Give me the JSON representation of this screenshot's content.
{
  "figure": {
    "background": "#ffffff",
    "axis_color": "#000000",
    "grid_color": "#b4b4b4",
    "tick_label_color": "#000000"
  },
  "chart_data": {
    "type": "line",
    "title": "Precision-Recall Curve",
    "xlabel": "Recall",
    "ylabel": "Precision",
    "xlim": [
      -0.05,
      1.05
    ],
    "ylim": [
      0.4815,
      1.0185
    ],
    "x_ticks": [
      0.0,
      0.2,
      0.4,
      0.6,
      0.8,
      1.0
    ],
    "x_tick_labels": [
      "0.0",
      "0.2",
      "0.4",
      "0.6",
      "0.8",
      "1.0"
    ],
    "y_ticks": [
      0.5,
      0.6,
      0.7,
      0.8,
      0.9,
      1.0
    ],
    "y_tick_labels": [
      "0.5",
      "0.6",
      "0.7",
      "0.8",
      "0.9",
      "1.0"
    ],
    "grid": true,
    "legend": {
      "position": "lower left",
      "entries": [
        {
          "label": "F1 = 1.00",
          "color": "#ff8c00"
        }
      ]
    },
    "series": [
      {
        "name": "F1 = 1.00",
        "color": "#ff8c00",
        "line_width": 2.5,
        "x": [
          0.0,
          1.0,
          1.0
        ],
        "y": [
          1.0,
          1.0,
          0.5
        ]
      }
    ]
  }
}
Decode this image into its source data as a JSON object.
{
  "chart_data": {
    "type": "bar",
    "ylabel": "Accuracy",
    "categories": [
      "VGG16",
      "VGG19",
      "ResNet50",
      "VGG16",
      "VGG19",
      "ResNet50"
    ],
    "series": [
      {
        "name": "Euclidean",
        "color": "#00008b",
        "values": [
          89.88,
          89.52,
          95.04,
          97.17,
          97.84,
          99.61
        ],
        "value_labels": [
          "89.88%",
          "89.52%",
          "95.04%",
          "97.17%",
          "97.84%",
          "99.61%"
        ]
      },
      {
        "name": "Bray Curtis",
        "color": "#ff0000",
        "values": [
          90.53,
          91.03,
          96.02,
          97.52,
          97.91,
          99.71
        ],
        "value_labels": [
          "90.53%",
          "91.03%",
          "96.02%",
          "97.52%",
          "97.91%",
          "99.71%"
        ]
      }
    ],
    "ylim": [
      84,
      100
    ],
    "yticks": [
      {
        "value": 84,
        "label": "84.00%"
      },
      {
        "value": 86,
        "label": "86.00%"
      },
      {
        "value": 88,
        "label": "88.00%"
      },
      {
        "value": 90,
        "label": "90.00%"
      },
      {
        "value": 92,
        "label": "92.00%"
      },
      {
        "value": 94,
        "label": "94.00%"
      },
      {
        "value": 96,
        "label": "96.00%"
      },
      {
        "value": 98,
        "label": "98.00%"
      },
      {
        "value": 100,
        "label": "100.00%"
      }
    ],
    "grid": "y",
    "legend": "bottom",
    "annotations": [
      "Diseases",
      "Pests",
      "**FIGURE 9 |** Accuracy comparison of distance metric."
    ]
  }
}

-=-=-=-=-

▸ EXERCISE DETAILS: Your answer should be a single number: the count of lines containing the word "JSON".

▸ TASK RESULT: 2